>> START DATA ENTRIES

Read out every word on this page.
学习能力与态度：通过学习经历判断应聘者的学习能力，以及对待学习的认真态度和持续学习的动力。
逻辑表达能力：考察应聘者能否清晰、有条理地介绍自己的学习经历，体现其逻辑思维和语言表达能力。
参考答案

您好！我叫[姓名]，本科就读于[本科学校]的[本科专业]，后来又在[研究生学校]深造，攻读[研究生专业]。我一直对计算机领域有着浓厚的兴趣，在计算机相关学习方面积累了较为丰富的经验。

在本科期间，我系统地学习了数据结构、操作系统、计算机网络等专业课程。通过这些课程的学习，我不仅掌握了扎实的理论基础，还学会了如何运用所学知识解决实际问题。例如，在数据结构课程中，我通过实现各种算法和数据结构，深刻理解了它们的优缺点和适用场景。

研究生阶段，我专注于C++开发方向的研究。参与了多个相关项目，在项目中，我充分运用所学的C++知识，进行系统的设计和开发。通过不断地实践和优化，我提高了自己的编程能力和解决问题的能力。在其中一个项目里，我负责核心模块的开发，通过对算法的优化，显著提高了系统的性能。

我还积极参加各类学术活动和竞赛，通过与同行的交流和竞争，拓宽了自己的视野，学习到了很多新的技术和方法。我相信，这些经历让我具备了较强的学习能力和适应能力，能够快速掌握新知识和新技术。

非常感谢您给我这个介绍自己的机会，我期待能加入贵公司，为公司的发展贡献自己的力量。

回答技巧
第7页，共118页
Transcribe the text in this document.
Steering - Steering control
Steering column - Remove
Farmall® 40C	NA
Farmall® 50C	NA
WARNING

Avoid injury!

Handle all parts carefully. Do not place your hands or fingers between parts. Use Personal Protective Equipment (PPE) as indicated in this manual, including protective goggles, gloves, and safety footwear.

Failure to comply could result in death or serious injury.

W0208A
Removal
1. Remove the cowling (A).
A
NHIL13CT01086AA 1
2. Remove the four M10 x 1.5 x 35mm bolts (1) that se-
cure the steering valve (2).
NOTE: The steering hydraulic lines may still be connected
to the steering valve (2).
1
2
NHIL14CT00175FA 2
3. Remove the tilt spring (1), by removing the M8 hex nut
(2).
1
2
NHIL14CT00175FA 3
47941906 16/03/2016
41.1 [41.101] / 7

>> END DATA ENTRIES

**WORK TO DO:**
Repeat the lines above exactly.

**WORKED SOLUTION:**
Read out every word on this page.
学习能力与态度：通过学习经历判断应聘者的学习能力，以及对待学习的认真态度和持续学习的动力。
逻辑表达能力：考察应聘者能否清晰、有条理地介绍自己的学习经历，体现其逻辑思维和语言表达能力。
参考答案

您好！我叫[姓名]，本科就读于[本科学校]的[本科专业]，后来又在[研究生学校]深造，攻读[研究生专业]。我一直对计算机领域有着浓厚的兴趣，在计算机相关学习方面积累了较为丰富的经验。

在本科期间，我系统地学习了数据结构、操作系统、计算机网络等专业课程。通过这些课程的学习，我不仅掌握了扎实的理论基础，还学会了如何运用所学知识解决实际问题。例如，在数据结构课程中，我通过实现各种算法和数据结构，深刻理解了它们的优缺点和适用场景。

研究生阶段，我专注于C++开发方向的研究。参与了多个相关项目，在项目中，我充分运用所学的C++知识，进行系统的设计和开发。通过不断地实践和优化，我提高了自己的编程能力和解决问题的能力。在其中一个项目里，我负责核心模块的开发，通过对算法的优化，显著提高了系统的性能。

我还积极参加各类学术活动和竞赛，通过与同行的交流和竞争，拓宽了自己的视野，学习到了很多新的技术和方法。我相信，这些经历让我具备了较强的学习能力和适应能力，能够快速掌握新知识和新技术。

非常感谢您给我这个介绍自己的机会，我期待能加入贵公司，为公司的发展贡献自己的力量。

回答技巧
第7页，共118页
Transcribe the text in this document.
Steering - Steering control
Steering column - Remove
Farmall® 40C	NA
Farmall® 50C	NA
WARNING

Avoid injury!

Handle all parts carefully. Do not place your hands or fingers between parts. Use Personal Protective Equipment (PPE) as indicated in this manual, including protective goggles, gloves, and safety footwear.

Failure to comply could result in death or serious injury.

W0208A
Removal
1. Remove the cowling (A).
A
NHIL13CT01086AA 1
2. Remove the four M10 x 1.5 x 35mm bolts (1) that se-
cure the steering valve (2).
NOTE: The steering hydraulic lines may still be connected
to the steering valve (2).
1
2
NHIL14CT00175FA 2
3. Remove the tilt spring (1), by removing the M8 hex nut
(2).
1
2
NHIL14CT00175FA 3
47941906 16/03/2016
41.1 [41.101] / 7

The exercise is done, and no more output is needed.